[Start of Data supplied]

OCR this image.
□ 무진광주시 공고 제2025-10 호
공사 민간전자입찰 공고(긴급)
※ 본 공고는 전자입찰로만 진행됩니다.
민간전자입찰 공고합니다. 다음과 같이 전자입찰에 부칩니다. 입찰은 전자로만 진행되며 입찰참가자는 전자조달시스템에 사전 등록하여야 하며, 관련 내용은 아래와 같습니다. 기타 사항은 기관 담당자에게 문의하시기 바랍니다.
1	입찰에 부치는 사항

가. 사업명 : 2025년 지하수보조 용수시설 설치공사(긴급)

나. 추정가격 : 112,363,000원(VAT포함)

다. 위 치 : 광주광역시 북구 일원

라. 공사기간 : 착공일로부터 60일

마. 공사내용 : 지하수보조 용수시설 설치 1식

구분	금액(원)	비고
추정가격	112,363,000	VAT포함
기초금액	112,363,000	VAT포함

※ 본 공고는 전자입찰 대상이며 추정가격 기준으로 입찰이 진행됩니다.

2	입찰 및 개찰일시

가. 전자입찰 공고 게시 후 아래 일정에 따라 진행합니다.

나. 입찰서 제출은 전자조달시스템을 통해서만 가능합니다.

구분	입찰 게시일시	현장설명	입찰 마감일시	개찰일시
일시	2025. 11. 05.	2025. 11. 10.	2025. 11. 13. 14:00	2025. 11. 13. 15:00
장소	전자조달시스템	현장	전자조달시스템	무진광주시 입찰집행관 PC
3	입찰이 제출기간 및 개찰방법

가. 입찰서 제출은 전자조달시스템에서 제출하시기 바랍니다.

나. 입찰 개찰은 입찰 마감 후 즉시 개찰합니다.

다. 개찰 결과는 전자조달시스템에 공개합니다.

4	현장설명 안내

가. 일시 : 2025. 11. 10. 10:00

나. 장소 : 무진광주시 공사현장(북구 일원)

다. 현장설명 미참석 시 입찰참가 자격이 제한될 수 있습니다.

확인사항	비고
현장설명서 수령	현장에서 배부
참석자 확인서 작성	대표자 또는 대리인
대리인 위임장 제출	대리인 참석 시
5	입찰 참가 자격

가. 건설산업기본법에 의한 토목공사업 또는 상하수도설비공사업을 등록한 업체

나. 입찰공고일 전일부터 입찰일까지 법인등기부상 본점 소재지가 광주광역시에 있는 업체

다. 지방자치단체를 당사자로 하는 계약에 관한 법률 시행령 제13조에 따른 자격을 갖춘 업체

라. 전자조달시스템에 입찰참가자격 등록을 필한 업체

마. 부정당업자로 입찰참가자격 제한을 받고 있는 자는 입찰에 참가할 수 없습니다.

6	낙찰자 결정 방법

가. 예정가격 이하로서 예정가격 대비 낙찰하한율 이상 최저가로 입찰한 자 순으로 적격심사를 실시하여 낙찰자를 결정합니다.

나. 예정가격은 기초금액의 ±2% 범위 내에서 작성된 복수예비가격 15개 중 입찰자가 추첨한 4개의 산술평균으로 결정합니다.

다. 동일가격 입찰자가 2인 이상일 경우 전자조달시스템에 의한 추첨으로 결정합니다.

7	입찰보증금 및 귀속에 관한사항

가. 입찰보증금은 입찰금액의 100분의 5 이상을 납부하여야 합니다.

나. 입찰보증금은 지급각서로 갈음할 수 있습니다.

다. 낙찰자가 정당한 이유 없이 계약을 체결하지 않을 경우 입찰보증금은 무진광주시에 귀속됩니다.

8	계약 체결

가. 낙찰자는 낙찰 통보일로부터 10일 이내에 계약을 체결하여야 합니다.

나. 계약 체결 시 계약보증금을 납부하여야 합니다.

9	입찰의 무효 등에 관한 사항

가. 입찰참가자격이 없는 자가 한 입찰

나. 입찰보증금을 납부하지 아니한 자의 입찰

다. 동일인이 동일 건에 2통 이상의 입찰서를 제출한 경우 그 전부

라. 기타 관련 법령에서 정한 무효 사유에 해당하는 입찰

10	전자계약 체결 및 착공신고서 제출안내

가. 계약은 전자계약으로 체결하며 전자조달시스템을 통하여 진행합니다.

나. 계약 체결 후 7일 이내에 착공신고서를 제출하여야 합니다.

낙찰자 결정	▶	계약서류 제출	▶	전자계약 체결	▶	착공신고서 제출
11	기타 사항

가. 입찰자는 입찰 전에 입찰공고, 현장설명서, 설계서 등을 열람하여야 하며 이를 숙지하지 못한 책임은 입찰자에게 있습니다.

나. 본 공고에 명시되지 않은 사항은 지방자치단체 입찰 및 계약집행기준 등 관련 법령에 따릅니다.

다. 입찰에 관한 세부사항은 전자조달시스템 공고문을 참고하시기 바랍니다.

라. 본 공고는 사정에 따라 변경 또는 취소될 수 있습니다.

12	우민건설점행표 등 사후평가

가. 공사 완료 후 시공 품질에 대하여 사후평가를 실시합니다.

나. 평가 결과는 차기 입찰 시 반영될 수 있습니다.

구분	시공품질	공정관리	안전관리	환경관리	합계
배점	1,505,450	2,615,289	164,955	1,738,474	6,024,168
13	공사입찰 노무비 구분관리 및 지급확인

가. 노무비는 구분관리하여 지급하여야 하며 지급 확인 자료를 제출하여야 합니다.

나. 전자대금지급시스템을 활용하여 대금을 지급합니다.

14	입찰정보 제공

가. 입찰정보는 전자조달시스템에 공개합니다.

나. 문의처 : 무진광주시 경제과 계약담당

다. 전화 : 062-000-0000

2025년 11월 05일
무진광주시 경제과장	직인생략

[End of Data supplied]

### What you have to do
Return every line of the material exactly.

### Reply
OCR this image.
□ 무진광주시 공고 제2025-10 호
공사 민간전자입찰 공고(긴급)
※ 본 공고는 전자입찰로만 진행됩니다.
민간전자입찰 공고합니다. 다음과 같이 전자입찰에 부칩니다. 입찰은 전자로만 진행되며 입찰참가자는 전자조달시스템에 사전 등록하여야 하며, 관련 내용은 아래와 같습니다. 기타 사항은 기관 담당자에게 문의하시기 바랍니다.
1	입찰에 부치는 사항

가. 사업명 : 2025년 지하수보조 용수시설 설치공사(긴급)

나. 추정가격 : 112,363,000원(VAT포함)

다. 위 치 : 광주광역시 북구 일원

라. 공사기간 : 착공일로부터 60일

마. 공사내용 : 지하수보조 용수시설 설치 1식

구분	금액(원)	비고
추정가격	112,363,000	VAT포함
기초금액	112,363,000	VAT포함

※ 본 공고는 전자입찰 대상이며 추정가격 기준으로 입찰이 진행됩니다.

2	입찰 및 개찰일시

가. 전자입찰 공고 게시 후 아래 일정에 따라 진행합니다.

나. 입찰서 제출은 전자조달시스템을 통해서만 가능합니다.

구분	입찰 게시일시	현장설명	입찰 마감일시	개찰일시
일시	2025. 11. 05.	2025. 11. 10.	2025. 11. 13. 14:00	2025. 11. 13. 15:00
장소	전자조달시스템	현장	전자조달시스템	무진광주시 입찰집행관 PC
3	입찰이 제출기간 및 개찰방법

가. 입찰서 제출은 전자조달시스템에서 제출하시기 바랍니다.

나. 입찰 개찰은 입찰 마감 후 즉시 개찰합니다.

다. 개찰 결과는 전자조달시스템에 공개합니다.

4	현장설명 안내

가. 일시 : 2025. 11. 10. 10:00

나. 장소 : 무진광주시 공사현장(북구 일원)

다. 현장설명 미참석 시 입찰참가 자격이 제한될 수 있습니다.

확인사항	비고
현장설명서 수령	현장에서 배부
참석자 확인서 작성	대표자 또는 대리인
대리인 위임장 제출	대리인 참석 시
5	입찰 참가 자격

가. 건설산업기본법에 의한 토목공사업 또는 상하수도설비공사업을 등록한 업체

나. 입찰공고일 전일부터 입찰일까지 법인등기부상 본점 소재지가 광주광역시에 있는 업체

다. 지방자치단체를 당사자로 하는 계약에 관한 법률 시행령 제13조에 따른 자격을 갖춘 업체

라. 전자조달시스템에 입찰참가자격 등록을 필한 업체

마. 부정당업자로 입찰참가자격 제한을 받고 있는 자는 입찰에 참가할 수 없습니다.

6	낙찰자 결정 방법

가. 예정가격 이하로서 예정가격 대비 낙찰하한율 이상 최저가로 입찰한 자 순으로 적격심사를 실시하여 낙찰자를 결정합니다.

나. 예정가격은 기초금액의 ±2% 범위 내에서 작성된 복수예비가격 15개 중 입찰자가 추첨한 4개의 산술평균으로 결정합니다.

다. 동일가격 입찰자가 2인 이상일 경우 전자조달시스템에 의한 추첨으로 결정합니다.

7	입찰보증금 및 귀속에 관한사항

가. 입찰보증금은 입찰금액의 100분의 5 이상을 납부하여야 합니다.

나. 입찰보증금은 지급각서로 갈음할 수 있습니다.

다. 낙찰자가 정당한 이유 없이 계약을 체결하지 않을 경우 입찰보증금은 무진광주시에 귀속됩니다.

8	계약 체결

가. 낙찰자는 낙찰 통보일로부터 10일 이내에 계약을 체결하여야 합니다.

나. 계약 체결 시 계약보증금을 납부하여야 합니다.

9	입찰의 무효 등에 관한 사항

가. 입찰참가자격이 없는 자가 한 입찰

나. 입찰보증금을 납부하지 아니한 자의 입찰

다. 동일인이 동일 건에 2통 이상의 입찰서를 제출한 경우 그 전부

라. 기타 관련 법령에서 정한 무효 사유에 해당하는 입찰

10	전자계약 체결 및 착공신고서 제출안내

가. 계약은 전자계약으로 체결하며 전자조달시스템을 통하여 진행합니다.

나. 계약 체결 후 7일 이내에 착공신고서를 제출하여야 합니다.

낙찰자 결정	▶	계약서류 제출	▶	전자계약 체결	▶	착공신고서 제출
11	기타 사항

가. 입찰자는 입찰 전에 입찰공고, 현장설명서, 설계서 등을 열람하여야 하며 이를 숙지하지 못한 책임은 입찰자에게 있습니다.

나. 본 공고에 명시되지 않은 사항은 지방자치단체 입찰 및 계약집행기준 등 관련 법령에 따릅니다.

다. 입찰에 관한 세부사항은 전자조달시스템 공고문을 참고하시기 바랍니다.

라. 본 공고는 사정에 따라 변경 또는 취소될 수 있습니다.

12	우민건설점행표 등 사후평가

가. 공사 완료 후 시공 품질에 대하여 사후평가를 실시합니다.

나. 평가 결과는 차기 입찰 시 반영될 수 있습니다.

구분	시공품질	공정관리	안전관리	환경관리	합계
배점	1,505,450	2,615,289	164,955	1,738,474	6,024,168
13	공사입찰 노무비 구분관리 및 지급확인

가. 노무비는 구분관리하여 지급하여야 하며 지급 확인 자료를 제출하여야 합니다.

나. 전자대금지급시스템을 활용하여 대금을 지급합니다.

14	입찰정보 제공

가. 입찰정보는 전자조달시스템에 공개합니다.

나. 문의처 : 무진광주시 경제과 계약담당

다. 전화 : 062-000-0000

2025년 11월 05일
무진광주시 경제과장	직인생략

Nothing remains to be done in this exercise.